So here's what I wish I had said about Romans 4:  If Abraham had nothing to boast about, then neither do we.  Abraham knew he was a turtle on a fence post, having been blessed by God and everything was owed to God in return.  Even Isaac.  Abraham was never found assuming he could earn more favor with God by obeying.  Abraham obeyed because he loved God, and that's what those that love God are supposed to do.  This was no reward based system of obedience (if I do this, then God will do that).   

And yet we either find ourselves on a fence post and too often assume it is because we've got things figured out better than anyone else; or because we've attended more services than anyone else; or we've memorized more verses than anyone else; etc... etc...  I grew up knowing that "Good Christians" obey the rules because we fear what would happen if we don't.  I was taught that we serve or give because we're storing up those treasures in heaven and jewels in our crowns.  That mansion just over the hilltop sounds really good, someday when we can trade in our crosses for a robe and a crown.  If I don't "do" enough here, I wont have anything yonder over the Crystal Sea.

▸ **WHAT IS REQUIRED**
According to the passage on Romans 4, what reasons do we too often assume for finding ourselves on a fence post? List every one.

▸ **DATA BLOCK**

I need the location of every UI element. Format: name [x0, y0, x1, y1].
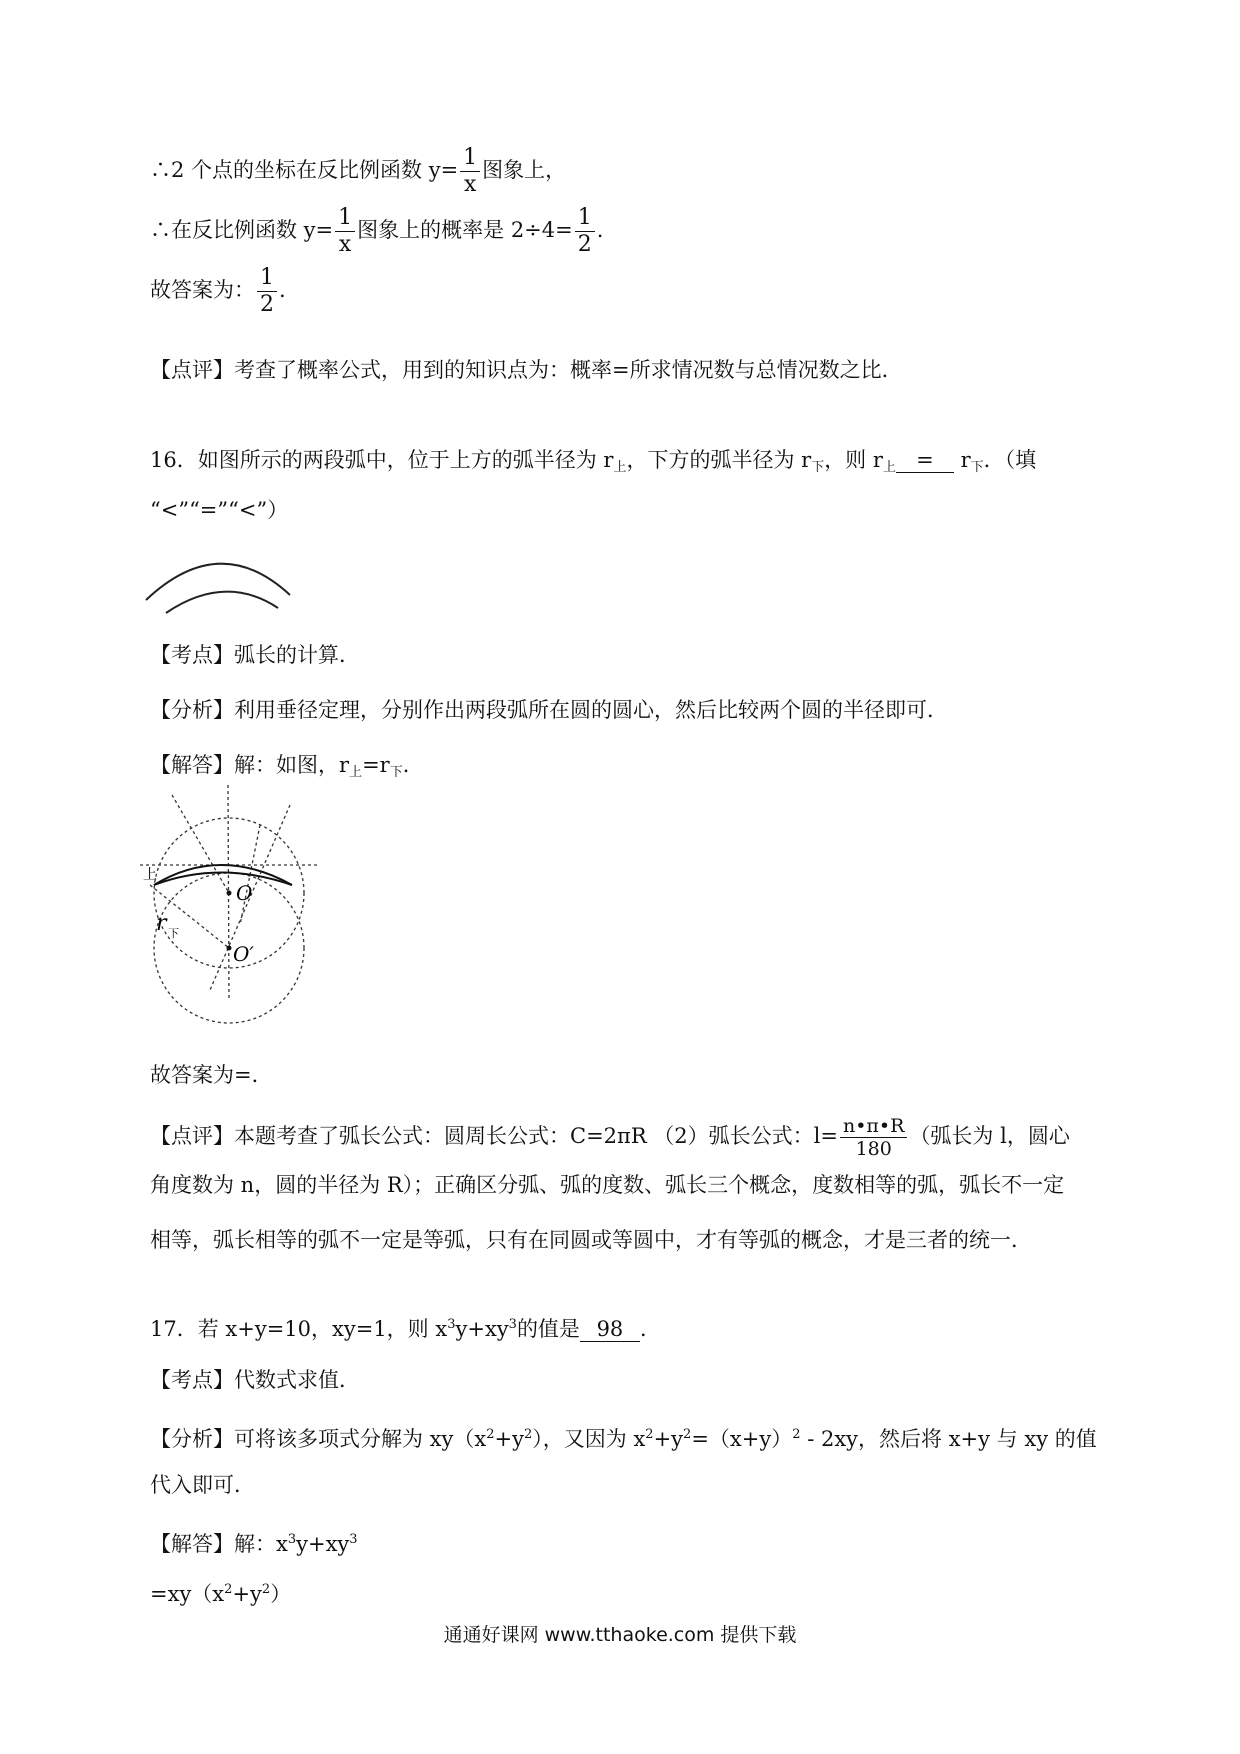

▸ **TASK RESPONSE**
- We've got things figured out better than anyone else.
- We've attended more services than anyone else.
- We've memorized more verses than anyone else.